Written request: Find every line with the string "JSON" in it, count them, and reply with that count only.

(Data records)
= = = =

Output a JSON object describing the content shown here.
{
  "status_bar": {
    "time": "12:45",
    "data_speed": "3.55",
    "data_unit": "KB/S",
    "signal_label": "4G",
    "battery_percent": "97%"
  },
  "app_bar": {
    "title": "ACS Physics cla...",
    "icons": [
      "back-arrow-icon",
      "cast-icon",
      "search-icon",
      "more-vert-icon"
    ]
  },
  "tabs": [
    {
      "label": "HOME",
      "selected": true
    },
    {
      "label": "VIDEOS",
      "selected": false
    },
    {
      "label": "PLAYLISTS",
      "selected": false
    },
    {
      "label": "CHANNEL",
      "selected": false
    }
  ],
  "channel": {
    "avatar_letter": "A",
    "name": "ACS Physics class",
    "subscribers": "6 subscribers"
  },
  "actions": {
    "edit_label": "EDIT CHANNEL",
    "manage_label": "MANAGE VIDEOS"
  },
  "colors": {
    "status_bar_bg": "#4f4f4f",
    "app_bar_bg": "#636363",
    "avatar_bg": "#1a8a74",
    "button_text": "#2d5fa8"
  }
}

= = = =

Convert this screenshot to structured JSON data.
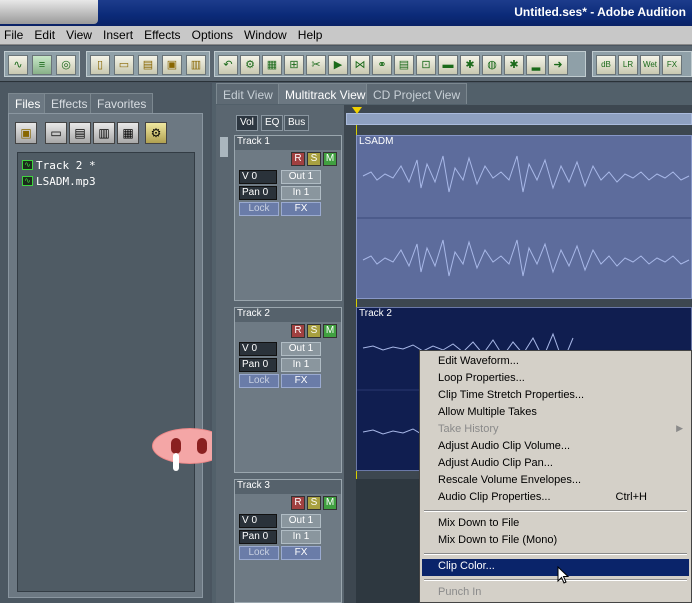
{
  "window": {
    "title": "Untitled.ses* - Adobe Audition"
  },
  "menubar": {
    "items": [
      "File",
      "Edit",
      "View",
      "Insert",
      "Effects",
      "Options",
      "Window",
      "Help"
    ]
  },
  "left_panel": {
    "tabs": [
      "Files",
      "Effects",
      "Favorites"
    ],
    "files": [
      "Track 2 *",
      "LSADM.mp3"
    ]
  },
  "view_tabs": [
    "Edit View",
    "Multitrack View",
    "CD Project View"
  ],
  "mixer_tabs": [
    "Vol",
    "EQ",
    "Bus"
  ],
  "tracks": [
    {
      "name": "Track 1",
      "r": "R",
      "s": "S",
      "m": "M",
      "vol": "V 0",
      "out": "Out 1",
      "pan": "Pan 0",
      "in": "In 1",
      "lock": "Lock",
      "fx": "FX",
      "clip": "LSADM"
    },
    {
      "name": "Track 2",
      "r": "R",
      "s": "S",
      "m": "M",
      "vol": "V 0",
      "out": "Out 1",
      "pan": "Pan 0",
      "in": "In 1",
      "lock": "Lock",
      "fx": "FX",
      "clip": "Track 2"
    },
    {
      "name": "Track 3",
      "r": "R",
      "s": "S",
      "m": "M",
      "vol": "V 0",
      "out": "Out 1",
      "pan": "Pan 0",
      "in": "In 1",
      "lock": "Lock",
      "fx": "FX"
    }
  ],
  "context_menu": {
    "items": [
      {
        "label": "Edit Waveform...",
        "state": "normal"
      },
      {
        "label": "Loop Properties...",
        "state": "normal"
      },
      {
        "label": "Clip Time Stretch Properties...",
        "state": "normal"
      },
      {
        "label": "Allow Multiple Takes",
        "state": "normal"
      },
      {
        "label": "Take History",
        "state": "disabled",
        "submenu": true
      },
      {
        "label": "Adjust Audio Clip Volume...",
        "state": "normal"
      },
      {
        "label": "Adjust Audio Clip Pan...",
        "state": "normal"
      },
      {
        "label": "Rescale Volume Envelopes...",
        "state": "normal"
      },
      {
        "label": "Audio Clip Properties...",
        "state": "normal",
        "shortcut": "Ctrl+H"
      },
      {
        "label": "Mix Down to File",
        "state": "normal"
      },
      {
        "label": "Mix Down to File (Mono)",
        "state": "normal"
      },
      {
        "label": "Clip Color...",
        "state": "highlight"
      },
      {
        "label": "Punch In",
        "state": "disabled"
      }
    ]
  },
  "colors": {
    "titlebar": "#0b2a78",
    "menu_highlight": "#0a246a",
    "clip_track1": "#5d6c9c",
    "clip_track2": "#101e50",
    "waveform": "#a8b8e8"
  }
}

= = = =

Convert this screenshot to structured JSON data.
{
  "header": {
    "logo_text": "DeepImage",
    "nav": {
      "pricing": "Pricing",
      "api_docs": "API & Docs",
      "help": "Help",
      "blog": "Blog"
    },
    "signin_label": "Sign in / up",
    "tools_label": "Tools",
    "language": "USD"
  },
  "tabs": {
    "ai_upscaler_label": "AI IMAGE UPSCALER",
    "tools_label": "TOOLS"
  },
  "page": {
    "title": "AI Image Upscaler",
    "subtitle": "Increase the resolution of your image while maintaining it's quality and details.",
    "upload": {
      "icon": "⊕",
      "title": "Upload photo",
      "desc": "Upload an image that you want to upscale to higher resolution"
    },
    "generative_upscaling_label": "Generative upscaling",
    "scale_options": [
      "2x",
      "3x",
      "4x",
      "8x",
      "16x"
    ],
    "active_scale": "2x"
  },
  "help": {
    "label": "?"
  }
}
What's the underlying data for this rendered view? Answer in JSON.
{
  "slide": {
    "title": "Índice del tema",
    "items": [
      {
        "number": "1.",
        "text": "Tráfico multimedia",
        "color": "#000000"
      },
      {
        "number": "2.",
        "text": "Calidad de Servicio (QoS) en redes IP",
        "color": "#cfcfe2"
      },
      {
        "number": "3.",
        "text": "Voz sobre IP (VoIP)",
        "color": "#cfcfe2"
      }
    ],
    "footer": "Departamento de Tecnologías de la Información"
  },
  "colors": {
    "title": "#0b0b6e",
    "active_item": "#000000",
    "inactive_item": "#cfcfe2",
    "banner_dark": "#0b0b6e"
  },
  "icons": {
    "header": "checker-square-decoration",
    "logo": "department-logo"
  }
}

= = = =

Worked answer: 4